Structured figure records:

▼

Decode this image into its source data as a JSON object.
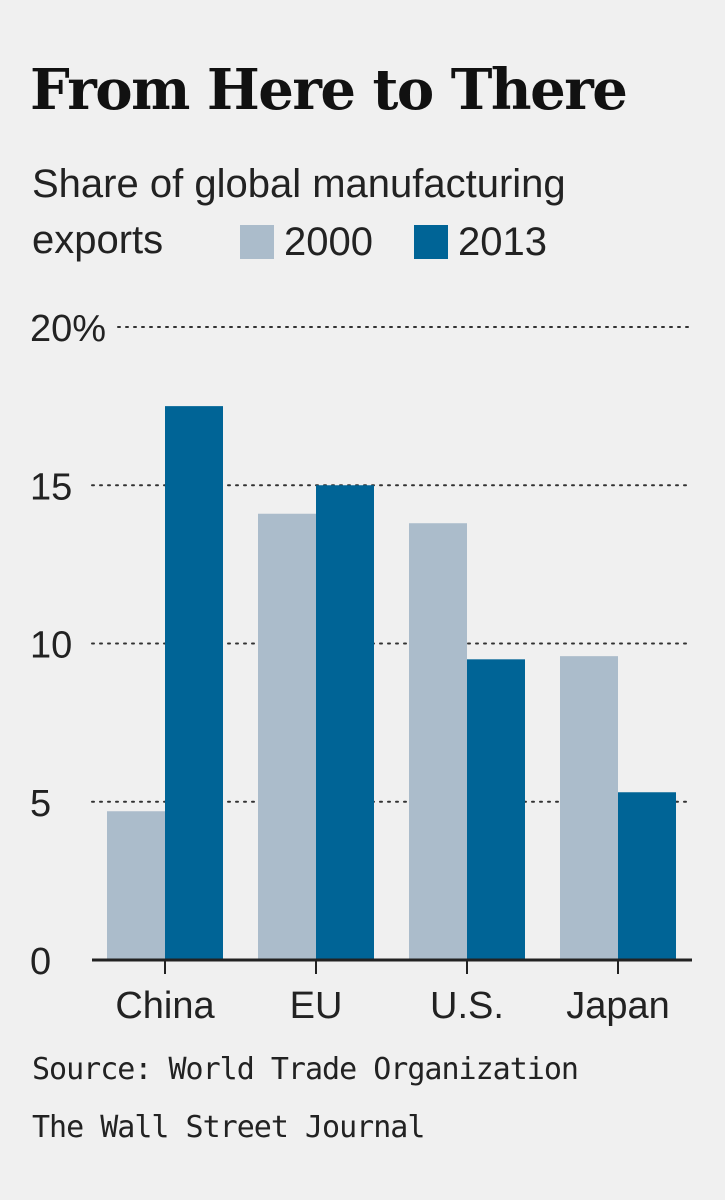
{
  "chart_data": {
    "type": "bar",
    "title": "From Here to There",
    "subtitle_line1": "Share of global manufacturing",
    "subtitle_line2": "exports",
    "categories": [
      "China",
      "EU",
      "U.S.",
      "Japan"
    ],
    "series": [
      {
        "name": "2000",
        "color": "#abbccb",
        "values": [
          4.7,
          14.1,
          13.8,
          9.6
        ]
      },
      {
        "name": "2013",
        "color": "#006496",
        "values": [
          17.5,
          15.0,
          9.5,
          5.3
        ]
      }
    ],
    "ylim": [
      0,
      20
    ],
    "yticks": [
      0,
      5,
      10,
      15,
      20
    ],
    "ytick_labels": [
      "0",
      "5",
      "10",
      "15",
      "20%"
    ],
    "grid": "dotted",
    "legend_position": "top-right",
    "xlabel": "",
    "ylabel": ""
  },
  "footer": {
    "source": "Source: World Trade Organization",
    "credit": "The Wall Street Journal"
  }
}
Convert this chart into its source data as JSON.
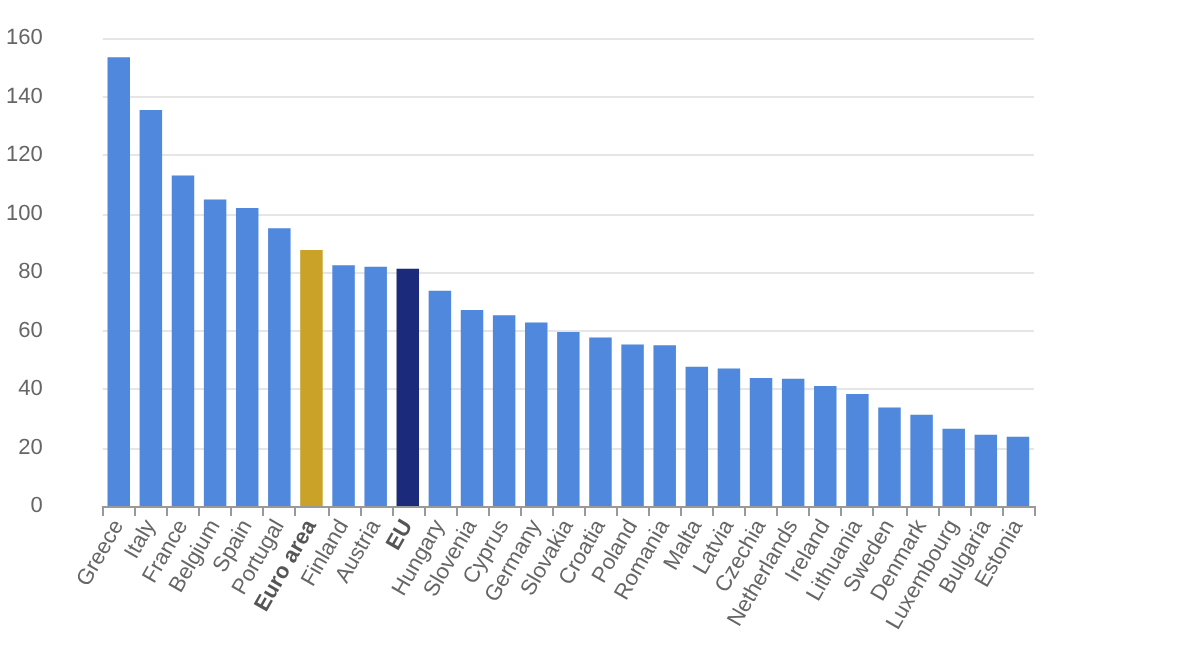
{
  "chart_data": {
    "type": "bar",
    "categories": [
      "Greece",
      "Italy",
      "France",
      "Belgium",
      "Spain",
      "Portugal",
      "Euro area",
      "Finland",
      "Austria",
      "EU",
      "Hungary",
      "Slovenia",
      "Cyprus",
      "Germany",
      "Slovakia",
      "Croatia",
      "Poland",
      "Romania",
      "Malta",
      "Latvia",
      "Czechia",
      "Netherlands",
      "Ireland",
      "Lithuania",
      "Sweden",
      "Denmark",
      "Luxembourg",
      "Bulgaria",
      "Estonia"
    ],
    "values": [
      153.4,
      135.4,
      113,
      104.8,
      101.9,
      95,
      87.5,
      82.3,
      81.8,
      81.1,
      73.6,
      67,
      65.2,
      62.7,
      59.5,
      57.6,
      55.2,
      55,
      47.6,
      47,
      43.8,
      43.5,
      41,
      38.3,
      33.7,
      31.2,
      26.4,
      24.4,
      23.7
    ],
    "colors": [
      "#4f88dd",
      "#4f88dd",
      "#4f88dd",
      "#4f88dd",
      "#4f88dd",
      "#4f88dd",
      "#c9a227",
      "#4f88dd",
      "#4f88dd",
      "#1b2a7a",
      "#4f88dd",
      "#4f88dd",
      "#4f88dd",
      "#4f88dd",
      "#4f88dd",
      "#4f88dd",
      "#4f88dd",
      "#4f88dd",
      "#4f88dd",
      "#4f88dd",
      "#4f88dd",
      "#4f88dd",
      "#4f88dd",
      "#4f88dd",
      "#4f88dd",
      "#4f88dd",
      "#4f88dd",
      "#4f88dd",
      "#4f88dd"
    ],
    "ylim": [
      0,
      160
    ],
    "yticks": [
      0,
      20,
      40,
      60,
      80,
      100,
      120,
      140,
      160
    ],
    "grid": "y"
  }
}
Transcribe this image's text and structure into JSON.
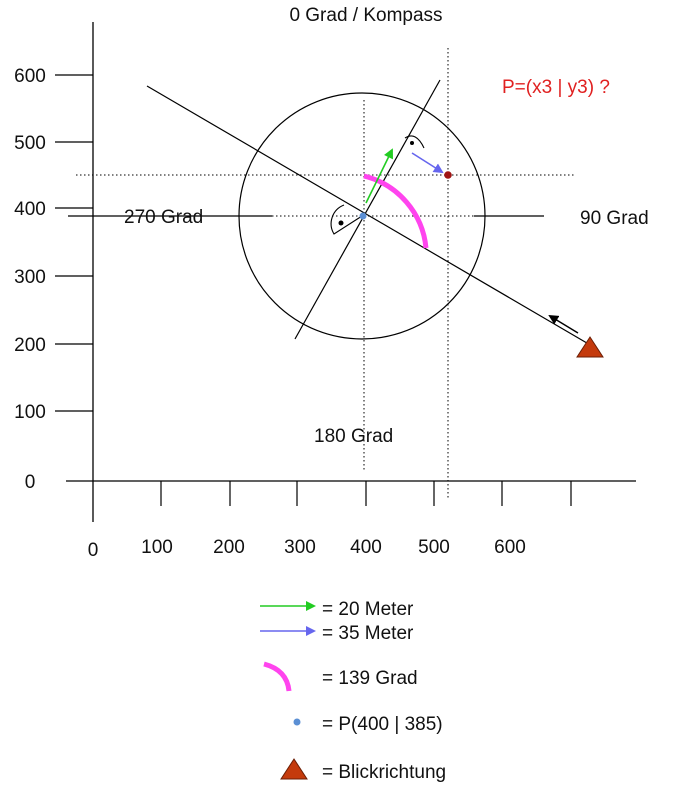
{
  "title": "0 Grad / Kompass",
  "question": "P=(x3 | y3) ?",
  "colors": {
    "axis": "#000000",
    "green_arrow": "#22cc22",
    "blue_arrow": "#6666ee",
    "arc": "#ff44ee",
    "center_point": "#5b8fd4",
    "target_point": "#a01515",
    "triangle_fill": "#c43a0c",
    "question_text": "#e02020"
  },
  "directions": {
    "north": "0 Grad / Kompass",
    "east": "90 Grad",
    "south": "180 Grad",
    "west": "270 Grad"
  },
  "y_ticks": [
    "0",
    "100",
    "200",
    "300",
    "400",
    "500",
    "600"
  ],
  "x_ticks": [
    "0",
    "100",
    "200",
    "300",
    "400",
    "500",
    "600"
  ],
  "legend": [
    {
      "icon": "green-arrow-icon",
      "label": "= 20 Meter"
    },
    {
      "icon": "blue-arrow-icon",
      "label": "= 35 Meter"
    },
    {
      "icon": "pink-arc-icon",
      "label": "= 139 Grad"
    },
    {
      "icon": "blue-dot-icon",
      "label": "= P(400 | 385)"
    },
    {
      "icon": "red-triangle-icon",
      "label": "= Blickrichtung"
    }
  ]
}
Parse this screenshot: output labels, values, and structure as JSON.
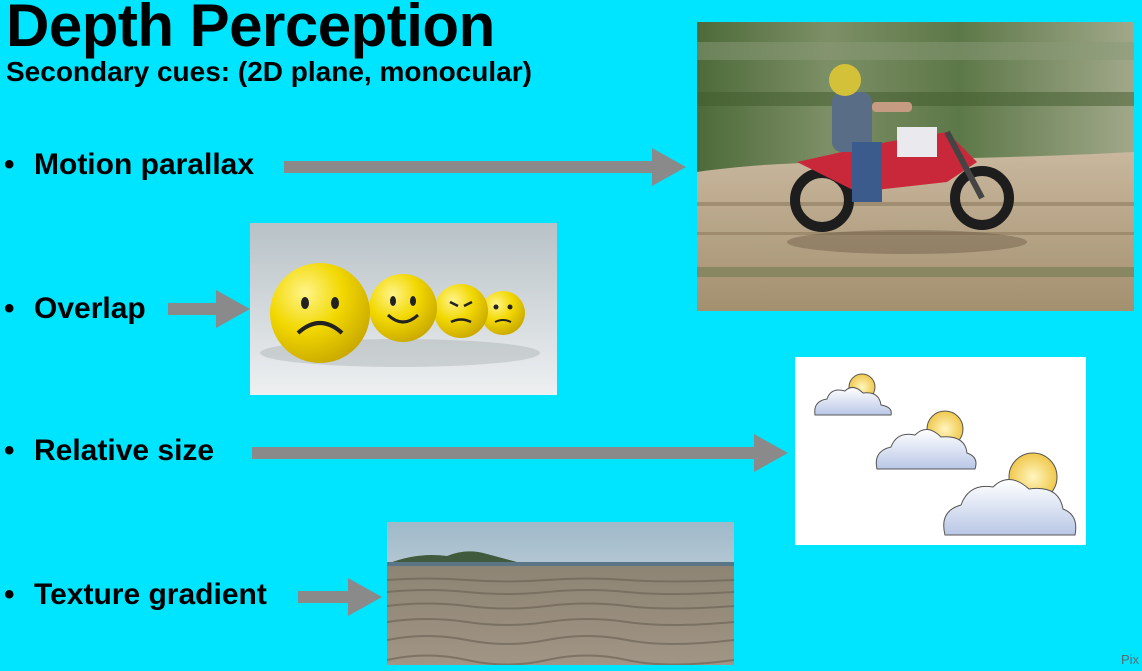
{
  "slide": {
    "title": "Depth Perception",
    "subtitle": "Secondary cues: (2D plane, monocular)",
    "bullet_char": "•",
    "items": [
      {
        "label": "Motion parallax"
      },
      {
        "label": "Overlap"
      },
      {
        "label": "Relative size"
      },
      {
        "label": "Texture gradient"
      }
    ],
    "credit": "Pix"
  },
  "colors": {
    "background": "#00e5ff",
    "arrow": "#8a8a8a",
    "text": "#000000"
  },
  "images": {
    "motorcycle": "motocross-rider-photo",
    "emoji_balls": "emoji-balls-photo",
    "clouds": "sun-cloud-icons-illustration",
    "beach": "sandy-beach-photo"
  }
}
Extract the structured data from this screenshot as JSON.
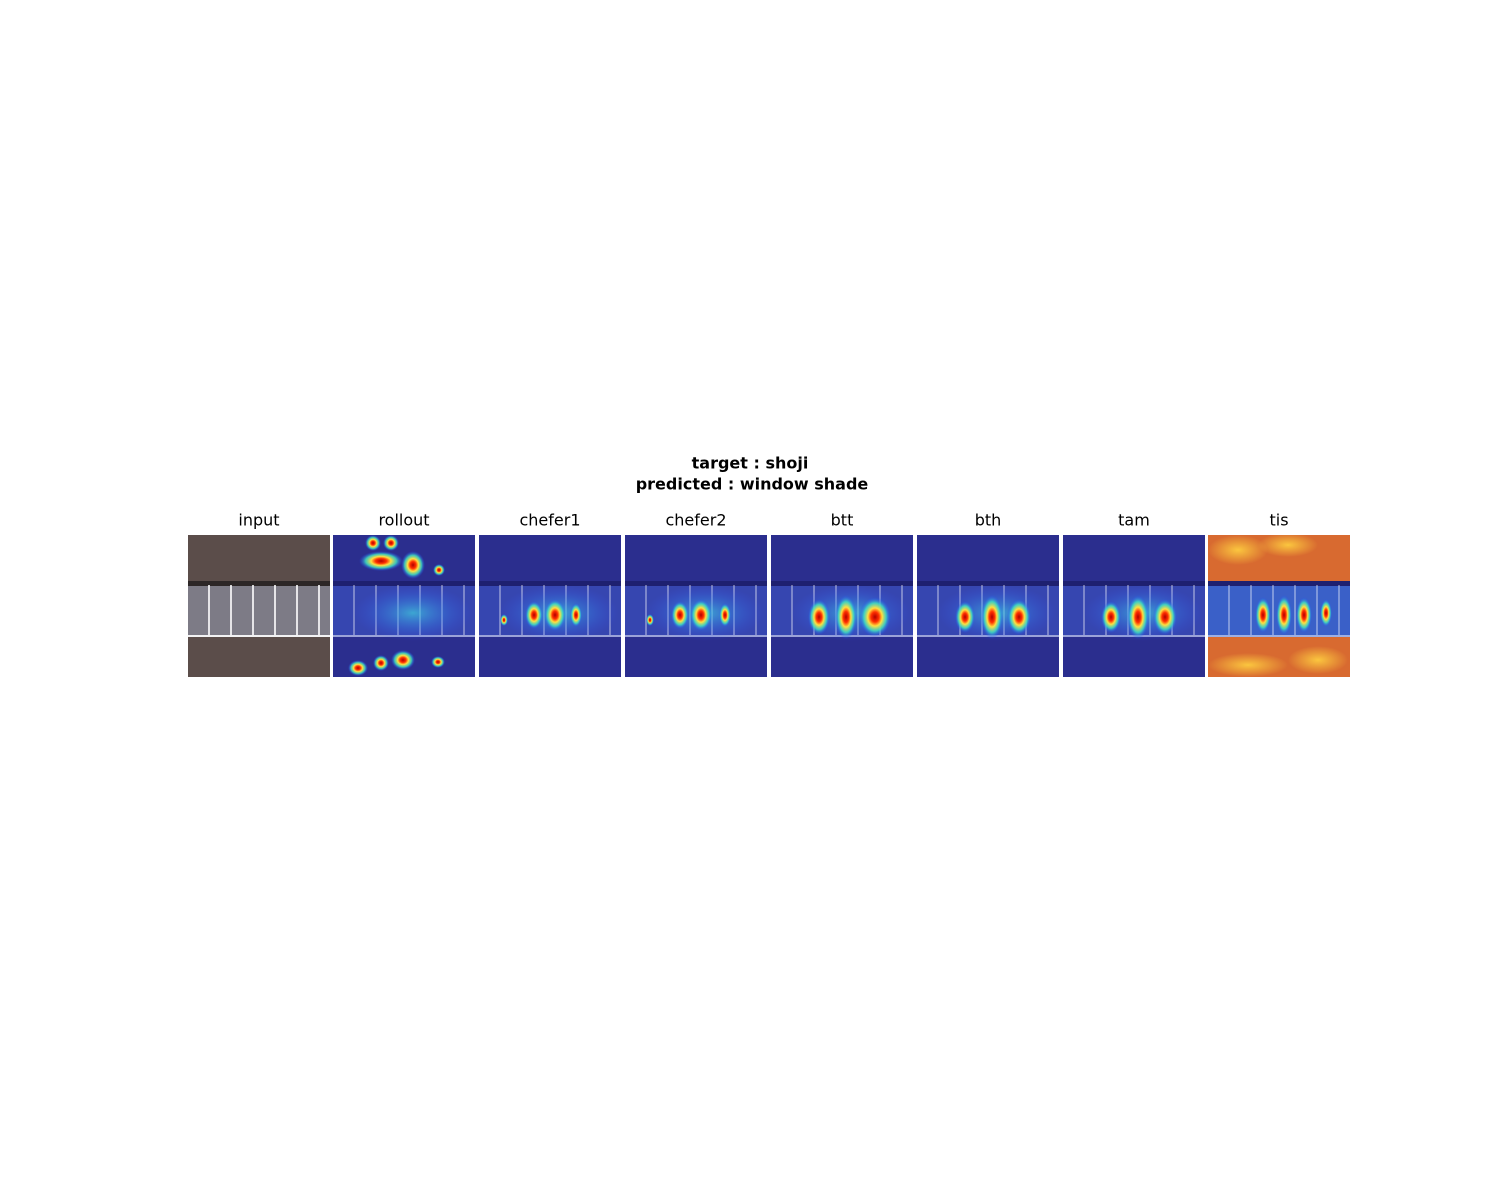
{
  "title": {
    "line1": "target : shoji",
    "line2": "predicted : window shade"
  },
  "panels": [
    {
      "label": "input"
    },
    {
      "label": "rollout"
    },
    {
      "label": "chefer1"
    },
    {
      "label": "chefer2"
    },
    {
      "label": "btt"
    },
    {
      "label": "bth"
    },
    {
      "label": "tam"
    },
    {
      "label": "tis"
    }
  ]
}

▲

Exclude the pictures and repeat every other part of the records word for word.

Decode this image into its source data as a JSON object.
{
  "chart_data": {
    "type": "bar",
    "title": "From Here to There",
    "subtitle_line1": "Share of global manufacturing",
    "subtitle_line2": "exports",
    "categories": [
      "China",
      "EU",
      "U.S.",
      "Japan"
    ],
    "series": [
      {
        "name": "2000",
        "color": "#abbccb",
        "values": [
          4.7,
          14.1,
          13.8,
          9.6
        ]
      },
      {
        "name": "2013",
        "color": "#006496",
        "values": [
          17.5,
          15.0,
          9.5,
          5.3
        ]
      }
    ],
    "ylim": [
      0,
      20
    ],
    "yticks": [
      0,
      5,
      10,
      15,
      20
    ],
    "ytick_labels": [
      "0",
      "5",
      "10",
      "15",
      "20%"
    ],
    "grid": "dotted",
    "legend_position": "top-right",
    "xlabel": "",
    "ylabel": ""
  },
  "footer": {
    "source": "Source: World Trade Organization",
    "credit": "The Wall Street Journal"
  }
}
Convert this chart into its source data as JSON.
{
  "chart_data": {
    "type": "bar",
    "categories": [
      "Greece",
      "Italy",
      "France",
      "Belgium",
      "Spain",
      "Portugal",
      "Euro area",
      "Finland",
      "Austria",
      "EU",
      "Hungary",
      "Slovenia",
      "Cyprus",
      "Germany",
      "Slovakia",
      "Croatia",
      "Poland",
      "Romania",
      "Malta",
      "Latvia",
      "Czechia",
      "Netherlands",
      "Ireland",
      "Lithuania",
      "Sweden",
      "Denmark",
      "Luxembourg",
      "Bulgaria",
      "Estonia"
    ],
    "values": [
      153.4,
      135.4,
      113,
      104.8,
      101.9,
      95,
      87.5,
      82.3,
      81.8,
      81.1,
      73.6,
      67,
      65.2,
      62.7,
      59.5,
      57.6,
      55.2,
      55,
      47.6,
      47,
      43.8,
      43.5,
      41,
      38.3,
      33.7,
      31.2,
      26.4,
      24.4,
      23.7
    ],
    "colors": [
      "#4f88dd",
      "#4f88dd",
      "#4f88dd",
      "#4f88dd",
      "#4f88dd",
      "#4f88dd",
      "#c9a227",
      "#4f88dd",
      "#4f88dd",
      "#1b2a7a",
      "#4f88dd",
      "#4f88dd",
      "#4f88dd",
      "#4f88dd",
      "#4f88dd",
      "#4f88dd",
      "#4f88dd",
      "#4f88dd",
      "#4f88dd",
      "#4f88dd",
      "#4f88dd",
      "#4f88dd",
      "#4f88dd",
      "#4f88dd",
      "#4f88dd",
      "#4f88dd",
      "#4f88dd",
      "#4f88dd",
      "#4f88dd"
    ],
    "ylim": [
      0,
      160
    ],
    "yticks": [
      0,
      20,
      40,
      60,
      80,
      100,
      120,
      140,
      160
    ],
    "grid": "y"
  }
}
Transcribe this image's text and structure into JSON.
{
  "title": "0 Grad / Kompass",
  "question": "P=(x3 | y3) ?",
  "colors": {
    "axis": "#000000",
    "green_arrow": "#22cc22",
    "blue_arrow": "#6666ee",
    "arc": "#ff44ee",
    "center_point": "#5b8fd4",
    "target_point": "#a01515",
    "triangle_fill": "#c43a0c",
    "question_text": "#e02020"
  },
  "directions": {
    "north": "0 Grad / Kompass",
    "east": "90 Grad",
    "south": "180 Grad",
    "west": "270 Grad"
  },
  "y_ticks": [
    "0",
    "100",
    "200",
    "300",
    "400",
    "500",
    "600"
  ],
  "x_ticks": [
    "0",
    "100",
    "200",
    "300",
    "400",
    "500",
    "600"
  ],
  "legend": [
    {
      "icon": "green-arrow-icon",
      "label": "= 20 Meter"
    },
    {
      "icon": "blue-arrow-icon",
      "label": "= 35 Meter"
    },
    {
      "icon": "pink-arc-icon",
      "label": "= 139 Grad"
    },
    {
      "icon": "blue-dot-icon",
      "label": "= P(400 | 385)"
    },
    {
      "icon": "red-triangle-icon",
      "label": "= Blickrichtung"
    }
  ]
}
Parse this screenshot: output labels, values, and structure as JSON.
{
  "slide": {
    "title": "Depth Perception",
    "subtitle": "Secondary cues: (2D plane, monocular)",
    "bullet_char": "•",
    "items": [
      {
        "label": "Motion parallax"
      },
      {
        "label": "Overlap"
      },
      {
        "label": "Relative size"
      },
      {
        "label": "Texture gradient"
      }
    ],
    "credit": "Pix"
  },
  "colors": {
    "background": "#00e5ff",
    "arrow": "#8a8a8a",
    "text": "#000000"
  },
  "images": {
    "motorcycle": "motocross-rider-photo",
    "emoji_balls": "emoji-balls-photo",
    "clouds": "sun-cloud-icons-illustration",
    "beach": "sandy-beach-photo"
  }
}
Extract the structured data from this screenshot as JSON.
{
  "title": {
    "line1": "target : shoji",
    "line2": "predicted : window shade"
  },
  "panels": [
    {
      "label": "input"
    },
    {
      "label": "rollout"
    },
    {
      "label": "chefer1"
    },
    {
      "label": "chefer2"
    },
    {
      "label": "btt"
    },
    {
      "label": "bth"
    },
    {
      "label": "tam"
    },
    {
      "label": "tis"
    }
  ]
}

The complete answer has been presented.